═══ DATASET EXCERPTS ═══

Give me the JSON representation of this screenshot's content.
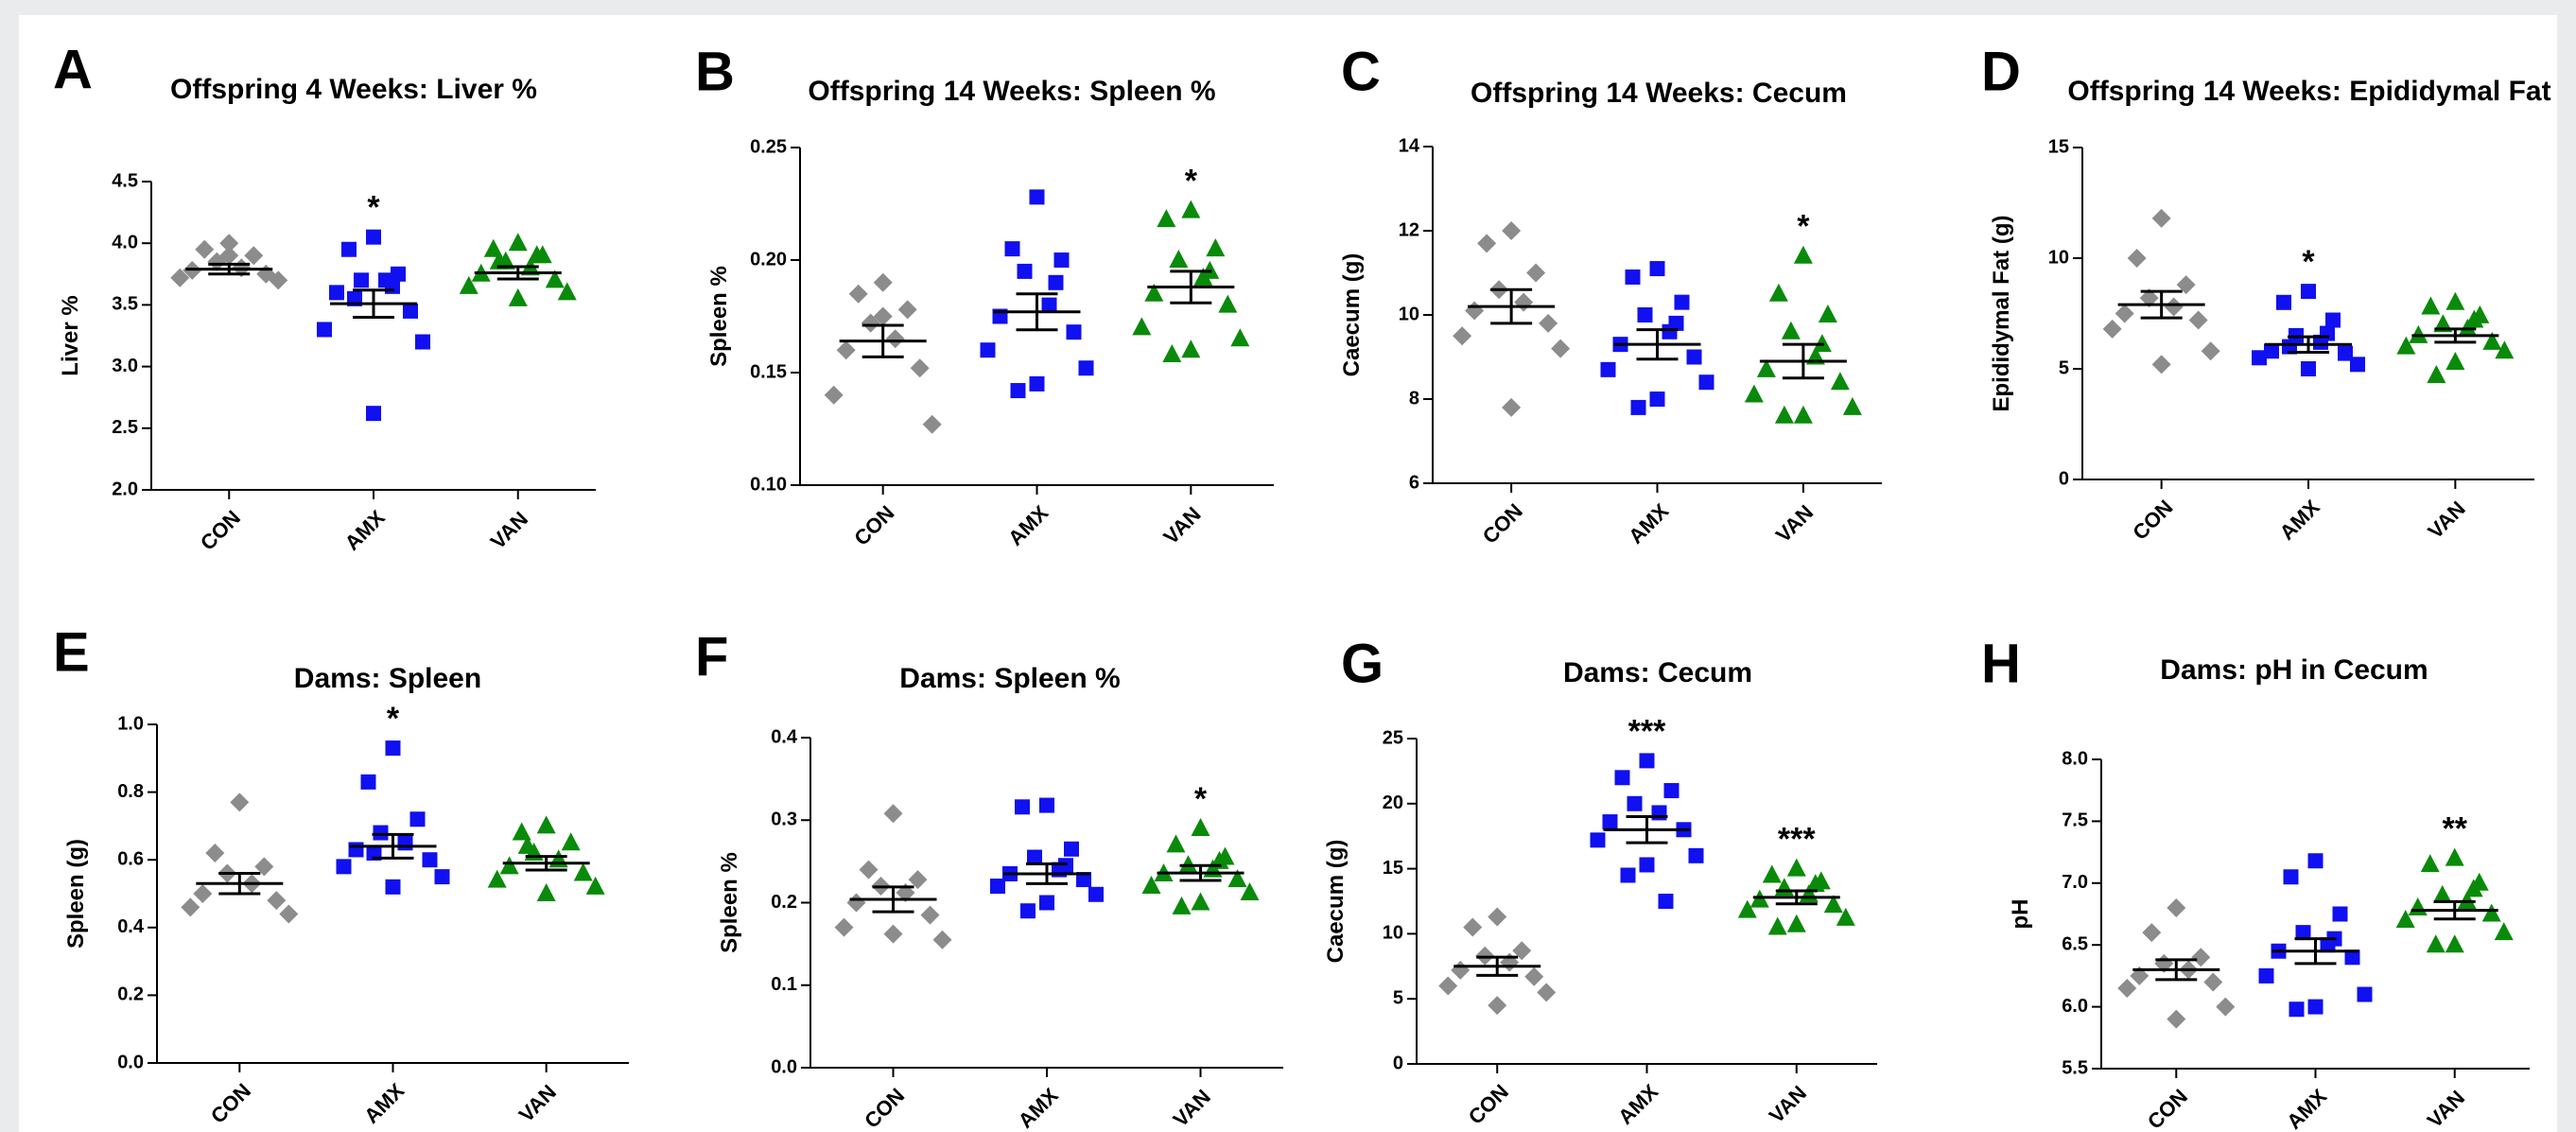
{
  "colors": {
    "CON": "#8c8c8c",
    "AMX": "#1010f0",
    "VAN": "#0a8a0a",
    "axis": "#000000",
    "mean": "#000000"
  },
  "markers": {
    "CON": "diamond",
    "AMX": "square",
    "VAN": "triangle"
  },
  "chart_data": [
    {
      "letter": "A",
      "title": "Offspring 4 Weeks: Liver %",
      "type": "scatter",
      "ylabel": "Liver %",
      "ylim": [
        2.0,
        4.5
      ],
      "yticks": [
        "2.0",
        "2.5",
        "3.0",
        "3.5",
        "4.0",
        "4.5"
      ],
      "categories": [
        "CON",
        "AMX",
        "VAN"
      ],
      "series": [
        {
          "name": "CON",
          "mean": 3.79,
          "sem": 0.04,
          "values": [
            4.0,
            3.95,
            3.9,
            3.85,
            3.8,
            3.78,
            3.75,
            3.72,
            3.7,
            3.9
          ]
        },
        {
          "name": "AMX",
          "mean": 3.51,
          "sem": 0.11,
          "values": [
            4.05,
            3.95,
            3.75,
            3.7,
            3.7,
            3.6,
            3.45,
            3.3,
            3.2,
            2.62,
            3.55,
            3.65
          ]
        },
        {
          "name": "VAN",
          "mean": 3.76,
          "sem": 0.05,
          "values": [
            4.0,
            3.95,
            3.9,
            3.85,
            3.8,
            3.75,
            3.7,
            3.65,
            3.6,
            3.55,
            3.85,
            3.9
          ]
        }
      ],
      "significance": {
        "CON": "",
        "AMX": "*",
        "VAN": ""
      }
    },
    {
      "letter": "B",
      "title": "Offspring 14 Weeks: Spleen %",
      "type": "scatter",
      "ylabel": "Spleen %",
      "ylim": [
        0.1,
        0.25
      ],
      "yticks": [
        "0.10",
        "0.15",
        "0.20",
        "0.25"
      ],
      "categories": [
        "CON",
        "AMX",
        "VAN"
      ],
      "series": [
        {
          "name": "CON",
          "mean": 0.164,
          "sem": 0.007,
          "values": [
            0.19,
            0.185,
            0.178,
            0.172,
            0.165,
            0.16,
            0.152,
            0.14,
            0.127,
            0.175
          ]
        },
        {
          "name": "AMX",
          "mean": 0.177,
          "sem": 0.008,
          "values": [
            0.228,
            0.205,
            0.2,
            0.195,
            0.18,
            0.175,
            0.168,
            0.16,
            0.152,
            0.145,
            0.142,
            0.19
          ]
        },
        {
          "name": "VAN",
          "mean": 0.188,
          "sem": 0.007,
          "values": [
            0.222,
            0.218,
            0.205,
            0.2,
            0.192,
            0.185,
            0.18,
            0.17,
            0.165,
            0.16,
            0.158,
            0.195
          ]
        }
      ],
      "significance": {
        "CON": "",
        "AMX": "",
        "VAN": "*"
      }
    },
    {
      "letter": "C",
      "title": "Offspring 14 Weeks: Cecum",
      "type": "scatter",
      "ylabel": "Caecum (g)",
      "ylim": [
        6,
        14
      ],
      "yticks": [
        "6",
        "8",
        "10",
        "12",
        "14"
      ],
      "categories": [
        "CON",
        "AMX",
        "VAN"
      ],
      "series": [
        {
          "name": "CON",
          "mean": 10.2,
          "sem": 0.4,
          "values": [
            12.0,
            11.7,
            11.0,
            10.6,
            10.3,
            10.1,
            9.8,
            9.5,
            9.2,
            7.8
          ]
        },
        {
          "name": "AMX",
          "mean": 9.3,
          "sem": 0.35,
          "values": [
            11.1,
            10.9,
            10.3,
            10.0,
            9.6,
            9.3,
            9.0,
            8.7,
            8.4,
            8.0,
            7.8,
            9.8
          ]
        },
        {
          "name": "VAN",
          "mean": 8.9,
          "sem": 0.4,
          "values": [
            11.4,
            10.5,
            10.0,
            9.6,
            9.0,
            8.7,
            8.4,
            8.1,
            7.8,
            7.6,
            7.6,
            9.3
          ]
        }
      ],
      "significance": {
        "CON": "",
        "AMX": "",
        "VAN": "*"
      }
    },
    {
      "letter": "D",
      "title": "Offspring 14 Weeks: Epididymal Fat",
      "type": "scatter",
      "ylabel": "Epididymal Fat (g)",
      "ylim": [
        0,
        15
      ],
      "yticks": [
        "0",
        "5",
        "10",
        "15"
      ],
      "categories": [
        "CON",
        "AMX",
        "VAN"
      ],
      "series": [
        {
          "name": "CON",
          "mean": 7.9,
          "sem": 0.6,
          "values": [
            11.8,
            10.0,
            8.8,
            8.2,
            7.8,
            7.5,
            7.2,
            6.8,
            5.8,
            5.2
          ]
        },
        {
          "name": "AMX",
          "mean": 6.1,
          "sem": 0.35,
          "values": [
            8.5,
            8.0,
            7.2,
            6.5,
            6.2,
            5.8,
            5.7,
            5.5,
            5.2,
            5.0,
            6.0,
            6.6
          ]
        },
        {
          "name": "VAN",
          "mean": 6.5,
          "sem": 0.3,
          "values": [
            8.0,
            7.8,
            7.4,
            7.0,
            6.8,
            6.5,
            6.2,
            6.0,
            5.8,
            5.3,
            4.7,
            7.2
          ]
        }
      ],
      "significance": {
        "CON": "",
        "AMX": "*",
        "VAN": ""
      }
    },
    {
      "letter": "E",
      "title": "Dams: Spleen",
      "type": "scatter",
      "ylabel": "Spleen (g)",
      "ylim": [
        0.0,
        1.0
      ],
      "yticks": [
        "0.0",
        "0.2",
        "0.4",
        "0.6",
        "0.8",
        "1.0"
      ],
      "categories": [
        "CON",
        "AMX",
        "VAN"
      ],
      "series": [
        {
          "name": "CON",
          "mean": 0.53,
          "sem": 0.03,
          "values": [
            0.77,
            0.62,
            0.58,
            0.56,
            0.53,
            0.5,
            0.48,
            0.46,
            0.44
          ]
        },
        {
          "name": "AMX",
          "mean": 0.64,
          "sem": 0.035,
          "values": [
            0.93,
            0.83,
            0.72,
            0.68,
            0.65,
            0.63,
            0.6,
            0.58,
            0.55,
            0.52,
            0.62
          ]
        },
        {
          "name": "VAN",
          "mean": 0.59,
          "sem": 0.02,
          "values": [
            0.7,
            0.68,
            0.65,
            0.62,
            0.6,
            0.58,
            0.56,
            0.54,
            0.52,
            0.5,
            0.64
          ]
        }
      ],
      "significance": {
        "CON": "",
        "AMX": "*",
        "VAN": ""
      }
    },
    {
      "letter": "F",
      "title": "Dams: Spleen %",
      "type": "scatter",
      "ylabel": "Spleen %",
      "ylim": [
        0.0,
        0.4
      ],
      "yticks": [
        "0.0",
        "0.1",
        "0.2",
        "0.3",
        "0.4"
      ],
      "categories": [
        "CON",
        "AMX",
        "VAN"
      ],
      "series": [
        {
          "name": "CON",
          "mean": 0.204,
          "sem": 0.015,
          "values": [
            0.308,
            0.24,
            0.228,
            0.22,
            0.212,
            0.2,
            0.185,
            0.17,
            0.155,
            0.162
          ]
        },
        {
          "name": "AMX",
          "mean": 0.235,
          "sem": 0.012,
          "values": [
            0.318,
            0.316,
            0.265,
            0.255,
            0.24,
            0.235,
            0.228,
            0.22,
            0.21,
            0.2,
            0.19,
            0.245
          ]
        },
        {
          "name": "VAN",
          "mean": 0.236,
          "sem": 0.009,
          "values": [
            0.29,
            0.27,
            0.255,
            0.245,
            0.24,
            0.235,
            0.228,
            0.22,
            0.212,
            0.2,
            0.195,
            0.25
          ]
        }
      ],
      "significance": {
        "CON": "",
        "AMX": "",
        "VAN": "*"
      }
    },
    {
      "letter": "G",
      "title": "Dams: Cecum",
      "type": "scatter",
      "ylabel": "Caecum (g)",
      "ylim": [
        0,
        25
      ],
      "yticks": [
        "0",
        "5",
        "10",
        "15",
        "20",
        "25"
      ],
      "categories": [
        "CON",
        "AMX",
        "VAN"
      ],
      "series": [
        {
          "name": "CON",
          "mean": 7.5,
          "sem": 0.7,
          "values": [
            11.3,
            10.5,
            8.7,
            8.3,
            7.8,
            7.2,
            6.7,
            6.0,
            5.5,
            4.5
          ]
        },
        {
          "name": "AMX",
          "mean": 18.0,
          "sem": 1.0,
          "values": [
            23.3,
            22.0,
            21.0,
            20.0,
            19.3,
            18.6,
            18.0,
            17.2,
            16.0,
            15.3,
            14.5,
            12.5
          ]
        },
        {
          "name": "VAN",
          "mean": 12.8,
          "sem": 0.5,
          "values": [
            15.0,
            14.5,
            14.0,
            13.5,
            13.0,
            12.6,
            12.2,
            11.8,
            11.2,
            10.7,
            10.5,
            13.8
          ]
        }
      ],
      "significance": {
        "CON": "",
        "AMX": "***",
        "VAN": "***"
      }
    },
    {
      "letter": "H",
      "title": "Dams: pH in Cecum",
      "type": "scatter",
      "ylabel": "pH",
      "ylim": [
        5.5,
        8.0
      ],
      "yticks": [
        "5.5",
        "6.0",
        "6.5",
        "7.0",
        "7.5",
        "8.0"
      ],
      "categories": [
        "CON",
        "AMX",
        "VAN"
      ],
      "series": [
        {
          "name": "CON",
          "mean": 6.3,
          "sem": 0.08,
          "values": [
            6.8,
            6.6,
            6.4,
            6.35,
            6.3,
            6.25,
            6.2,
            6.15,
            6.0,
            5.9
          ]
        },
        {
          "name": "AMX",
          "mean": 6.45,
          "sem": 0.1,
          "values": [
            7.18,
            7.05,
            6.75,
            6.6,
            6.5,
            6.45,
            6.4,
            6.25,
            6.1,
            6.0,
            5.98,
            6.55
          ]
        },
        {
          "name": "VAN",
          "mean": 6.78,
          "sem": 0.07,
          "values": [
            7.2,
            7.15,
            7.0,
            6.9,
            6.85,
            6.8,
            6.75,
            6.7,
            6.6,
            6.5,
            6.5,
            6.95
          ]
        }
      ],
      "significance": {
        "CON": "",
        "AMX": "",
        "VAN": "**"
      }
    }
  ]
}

═══

** WHAT NEEDS TO BE DONE **
Make a list of all lines in the data that contain "Offspring".

** CORRECT RESPONSE **
      "title": "Offspring 4 Weeks: Liver %",
      "title": "Offspring 14 Weeks: Spleen %",
      "title": "Offspring 14 Weeks: Cecum",
      "title": "Offspring 14 Weeks: Epididymal Fat",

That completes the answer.